Output the material beneath exactly, leaving nothing out.

> _Listed entries_:
begin
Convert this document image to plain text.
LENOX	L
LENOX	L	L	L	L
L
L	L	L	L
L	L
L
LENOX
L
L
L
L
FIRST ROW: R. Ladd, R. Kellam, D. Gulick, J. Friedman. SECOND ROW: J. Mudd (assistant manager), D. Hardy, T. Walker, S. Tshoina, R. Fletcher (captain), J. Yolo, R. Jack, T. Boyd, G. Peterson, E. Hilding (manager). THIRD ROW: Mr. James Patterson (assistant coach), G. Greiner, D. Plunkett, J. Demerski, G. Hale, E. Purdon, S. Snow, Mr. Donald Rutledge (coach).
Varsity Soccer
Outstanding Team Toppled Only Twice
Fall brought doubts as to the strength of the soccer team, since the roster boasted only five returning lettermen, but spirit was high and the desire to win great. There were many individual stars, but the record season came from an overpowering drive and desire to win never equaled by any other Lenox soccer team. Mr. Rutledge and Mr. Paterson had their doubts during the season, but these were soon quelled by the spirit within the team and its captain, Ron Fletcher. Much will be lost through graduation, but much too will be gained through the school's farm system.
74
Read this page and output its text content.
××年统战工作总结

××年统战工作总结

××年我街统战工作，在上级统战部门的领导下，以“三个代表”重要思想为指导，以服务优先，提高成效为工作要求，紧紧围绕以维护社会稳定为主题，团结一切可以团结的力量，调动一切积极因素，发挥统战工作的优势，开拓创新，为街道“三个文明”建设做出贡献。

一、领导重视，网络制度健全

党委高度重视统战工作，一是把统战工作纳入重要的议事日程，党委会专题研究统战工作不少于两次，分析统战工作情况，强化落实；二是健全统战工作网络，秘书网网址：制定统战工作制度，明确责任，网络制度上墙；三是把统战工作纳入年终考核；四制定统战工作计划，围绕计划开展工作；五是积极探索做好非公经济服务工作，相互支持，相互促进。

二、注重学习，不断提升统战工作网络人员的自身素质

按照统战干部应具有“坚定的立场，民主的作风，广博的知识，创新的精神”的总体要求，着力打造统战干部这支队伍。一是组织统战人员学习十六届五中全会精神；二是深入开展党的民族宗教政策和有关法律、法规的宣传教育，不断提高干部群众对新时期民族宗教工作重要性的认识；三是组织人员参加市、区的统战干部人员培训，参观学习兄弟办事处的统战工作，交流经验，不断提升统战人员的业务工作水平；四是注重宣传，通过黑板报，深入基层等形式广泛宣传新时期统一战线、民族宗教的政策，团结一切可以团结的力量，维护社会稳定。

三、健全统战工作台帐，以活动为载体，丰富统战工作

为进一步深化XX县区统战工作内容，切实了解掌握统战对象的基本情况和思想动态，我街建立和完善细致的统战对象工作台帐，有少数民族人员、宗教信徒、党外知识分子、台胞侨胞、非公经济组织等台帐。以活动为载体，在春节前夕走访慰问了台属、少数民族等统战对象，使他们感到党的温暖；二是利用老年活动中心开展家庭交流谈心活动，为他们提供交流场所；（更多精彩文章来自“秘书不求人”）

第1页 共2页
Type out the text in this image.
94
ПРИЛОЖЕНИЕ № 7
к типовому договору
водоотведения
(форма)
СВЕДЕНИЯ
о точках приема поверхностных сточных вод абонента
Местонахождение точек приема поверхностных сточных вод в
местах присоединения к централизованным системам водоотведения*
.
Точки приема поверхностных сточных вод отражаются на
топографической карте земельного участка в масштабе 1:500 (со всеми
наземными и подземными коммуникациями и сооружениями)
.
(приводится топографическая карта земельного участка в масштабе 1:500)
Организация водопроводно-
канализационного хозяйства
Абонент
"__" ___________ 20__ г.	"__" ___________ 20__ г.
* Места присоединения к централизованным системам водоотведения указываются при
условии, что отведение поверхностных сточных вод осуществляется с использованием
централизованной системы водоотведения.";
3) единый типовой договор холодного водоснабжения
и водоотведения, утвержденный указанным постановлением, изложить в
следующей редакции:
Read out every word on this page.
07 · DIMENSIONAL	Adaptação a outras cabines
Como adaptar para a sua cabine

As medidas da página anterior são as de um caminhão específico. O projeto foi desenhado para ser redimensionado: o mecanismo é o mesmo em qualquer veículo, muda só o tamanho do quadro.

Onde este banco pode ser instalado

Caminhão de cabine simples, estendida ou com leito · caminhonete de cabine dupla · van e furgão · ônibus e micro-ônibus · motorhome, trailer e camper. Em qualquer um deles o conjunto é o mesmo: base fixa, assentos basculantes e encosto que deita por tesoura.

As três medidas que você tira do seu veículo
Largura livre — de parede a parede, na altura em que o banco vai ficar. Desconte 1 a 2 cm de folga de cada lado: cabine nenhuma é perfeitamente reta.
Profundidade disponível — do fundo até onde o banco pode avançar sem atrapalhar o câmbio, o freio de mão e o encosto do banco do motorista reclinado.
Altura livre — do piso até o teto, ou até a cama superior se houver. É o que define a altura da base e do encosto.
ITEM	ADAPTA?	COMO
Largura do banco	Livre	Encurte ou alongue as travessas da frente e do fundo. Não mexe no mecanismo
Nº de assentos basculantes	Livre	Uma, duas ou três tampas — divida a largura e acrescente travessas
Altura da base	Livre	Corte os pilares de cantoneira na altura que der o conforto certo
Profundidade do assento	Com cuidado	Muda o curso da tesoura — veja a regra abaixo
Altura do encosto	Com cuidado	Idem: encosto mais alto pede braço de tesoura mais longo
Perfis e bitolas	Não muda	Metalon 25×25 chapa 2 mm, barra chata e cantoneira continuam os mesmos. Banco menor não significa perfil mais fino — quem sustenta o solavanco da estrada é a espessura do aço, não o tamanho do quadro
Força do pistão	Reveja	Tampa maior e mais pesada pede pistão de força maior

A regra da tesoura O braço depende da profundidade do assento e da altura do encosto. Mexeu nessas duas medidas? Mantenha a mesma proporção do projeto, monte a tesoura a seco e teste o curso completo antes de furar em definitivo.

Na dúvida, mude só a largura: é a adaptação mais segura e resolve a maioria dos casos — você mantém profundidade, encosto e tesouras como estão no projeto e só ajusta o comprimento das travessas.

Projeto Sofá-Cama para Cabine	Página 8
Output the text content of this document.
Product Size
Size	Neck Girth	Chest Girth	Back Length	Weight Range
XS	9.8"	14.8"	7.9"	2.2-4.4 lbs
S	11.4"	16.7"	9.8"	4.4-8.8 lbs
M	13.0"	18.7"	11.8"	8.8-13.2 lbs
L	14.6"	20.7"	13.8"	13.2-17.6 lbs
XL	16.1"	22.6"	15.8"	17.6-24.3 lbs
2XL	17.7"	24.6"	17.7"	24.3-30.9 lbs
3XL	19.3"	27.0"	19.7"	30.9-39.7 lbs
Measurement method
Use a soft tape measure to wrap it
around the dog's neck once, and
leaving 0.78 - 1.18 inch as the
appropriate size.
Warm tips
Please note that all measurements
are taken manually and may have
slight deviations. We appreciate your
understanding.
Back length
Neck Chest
end
> _Answer to the task_:
Convert this document image to plain text.
LENOX	L
LENOX	L	L	L	L
L
L	L	L	L
L	L
L
LENOX
L
L
L
L
FIRST ROW: R. Ladd, R. Kellam, D. Gulick, J. Friedman. SECOND ROW: J. Mudd (assistant manager), D. Hardy, T. Walker, S. Tshoina, R. Fletcher (captain), J. Yolo, R. Jack, T. Boyd, G. Peterson, E. Hilding (manager). THIRD ROW: Mr. James Patterson (assistant coach), G. Greiner, D. Plunkett, J. Demerski, G. Hale, E. Purdon, S. Snow, Mr. Donald Rutledge (coach).
Varsity Soccer
Outstanding Team Toppled Only Twice
Fall brought doubts as to the strength of the soccer team, since the roster boasted only five returning lettermen, but spirit was high and the desire to win great. There were many individual stars, but the record season came from an overpowering drive and desire to win never equaled by any other Lenox soccer team. Mr. Rutledge and Mr. Paterson had their doubts during the season, but these were soon quelled by the spirit within the team and its captain, Ron Fletcher. Much will be lost through graduation, but much too will be gained through the school's farm system.
74
Read this page and output its text content.
××年统战工作总结

××年统战工作总结

××年我街统战工作，在上级统战部门的领导下，以“三个代表”重要思想为指导，以服务优先，提高成效为工作要求，紧紧围绕以维护社会稳定为主题，团结一切可以团结的力量，调动一切积极因素，发挥统战工作的优势，开拓创新，为街道“三个文明”建设做出贡献。

一、领导重视，网络制度健全

党委高度重视统战工作，一是把统战工作纳入重要的议事日程，党委会专题研究统战工作不少于两次，分析统战工作情况，强化落实；二是健全统战工作网络，秘书网网址：制定统战工作制度，明确责任，网络制度上墙；三是把统战工作纳入年终考核；四制定统战工作计划，围绕计划开展工作；五是积极探索做好非公经济服务工作，相互支持，相互促进。

二、注重学习，不断提升统战工作网络人员的自身素质

按照统战干部应具有“坚定的立场，民主的作风，广博的知识，创新的精神”的总体要求，着力打造统战干部这支队伍。一是组织统战人员学习十六届五中全会精神；二是深入开展党的民族宗教政策和有关法律、法规的宣传教育，不断提高干部群众对新时期民族宗教工作重要性的认识；三是组织人员参加市、区的统战干部人员培训，参观学习兄弟办事处的统战工作，交流经验，不断提升统战人员的业务工作水平；四是注重宣传，通过黑板报，深入基层等形式广泛宣传新时期统一战线、民族宗教的政策，团结一切可以团结的力量，维护社会稳定。

三、健全统战工作台帐，以活动为载体，丰富统战工作

为进一步深化XX县区统战工作内容，切实了解掌握统战对象的基本情况和思想动态，我街建立和完善细致的统战对象工作台帐，有少数民族人员、宗教信徒、党外知识分子、台胞侨胞、非公经济组织等台帐。以活动为载体，在春节前夕走访慰问了台属、少数民族等统战对象，使他们感到党的温暖；二是利用老年活动中心开展家庭交流谈心活动，为他们提供交流场所；（更多精彩文章来自“秘书不求人”）

第1页 共2页
Type out the text in this image.
94
ПРИЛОЖЕНИЕ № 7
к типовому договору
водоотведения
(форма)
СВЕДЕНИЯ
о точках приема поверхностных сточных вод абонента
Местонахождение точек приема поверхностных сточных вод в
местах присоединения к централизованным системам водоотведения*
.
Точки приема поверхностных сточных вод отражаются на
топографической карте земельного участка в масштабе 1:500 (со всеми
наземными и подземными коммуникациями и сооружениями)
.
(приводится топографическая карта земельного участка в масштабе 1:500)
Организация водопроводно-
канализационного хозяйства
Абонент
"__" ___________ 20__ г.	"__" ___________ 20__ г.
* Места присоединения к централизованным системам водоотведения указываются при
условии, что отведение поверхностных сточных вод осуществляется с использованием
централизованной системы водоотведения.";
3) единый типовой договор холодного водоснабжения
и водоотведения, утвержденный указанным постановлением, изложить в
следующей редакции:
Read out every word on this page.
07 · DIMENSIONAL	Adaptação a outras cabines
Como adaptar para a sua cabine

As medidas da página anterior são as de um caminhão específico. O projeto foi desenhado para ser redimensionado: o mecanismo é o mesmo em qualquer veículo, muda só o tamanho do quadro.

Onde este banco pode ser instalado

Caminhão de cabine simples, estendida ou com leito · caminhonete de cabine dupla · van e furgão · ônibus e micro-ônibus · motorhome, trailer e camper. Em qualquer um deles o conjunto é o mesmo: base fixa, assentos basculantes e encosto que deita por tesoura.

As três medidas que você tira do seu veículo
Largura livre — de parede a parede, na altura em que o banco vai ficar. Desconte 1 a 2 cm de folga de cada lado: cabine nenhuma é perfeitamente reta.
Profundidade disponível — do fundo até onde o banco pode avançar sem atrapalhar o câmbio, o freio de mão e o encosto do banco do motorista reclinado.
Altura livre — do piso até o teto, ou até a cama superior se houver. É o que define a altura da base e do encosto.
ITEM	ADAPTA?	COMO
Largura do banco	Livre	Encurte ou alongue as travessas da frente e do fundo. Não mexe no mecanismo
Nº de assentos basculantes	Livre	Uma, duas ou três tampas — divida a largura e acrescente travessas
Altura da base	Livre	Corte os pilares de cantoneira na altura que der o conforto certo
Profundidade do assento	Com cuidado	Muda o curso da tesoura — veja a regra abaixo
Altura do encosto	Com cuidado	Idem: encosto mais alto pede braço de tesoura mais longo
Perfis e bitolas	Não muda	Metalon 25×25 chapa 2 mm, barra chata e cantoneira continuam os mesmos. Banco menor não significa perfil mais fino — quem sustenta o solavanco da estrada é a espessura do aço, não o tamanho do quadro
Força do pistão	Reveja	Tampa maior e mais pesada pede pistão de força maior

A regra da tesoura O braço depende da profundidade do assento e da altura do encosto. Mexeu nessas duas medidas? Mantenha a mesma proporção do projeto, monte a tesoura a seco e teste o curso completo antes de furar em definitivo.

Na dúvida, mude só a largura: é a adaptação mais segura e resolve a maioria dos casos — você mantém profundidade, encosto e tesouras como estão no projeto e só ajusta o comprimento das travessas.

Projeto Sofá-Cama para Cabine	Página 8
Output the text content of this document.
Product Size
Size	Neck Girth	Chest Girth	Back Length	Weight Range
XS	9.8"	14.8"	7.9"	2.2-4.4 lbs
S	11.4"	16.7"	9.8"	4.4-8.8 lbs
M	13.0"	18.7"	11.8"	8.8-13.2 lbs
L	14.6"	20.7"	13.8"	13.2-17.6 lbs
XL	16.1"	22.6"	15.8"	17.6-24.3 lbs
2XL	17.7"	24.6"	17.7"	24.3-30.9 lbs
3XL	19.3"	27.0"	19.7"	30.9-39.7 lbs
Measurement method
Use a soft tape measure to wrap it
around the dog's neck once, and
leaving 0.78 - 1.18 inch as the
appropriate size.
Warm tips
Please note that all measurements
are taken manually and may have
slight deviations. We appreciate your
understanding.
Back length
Neck Chest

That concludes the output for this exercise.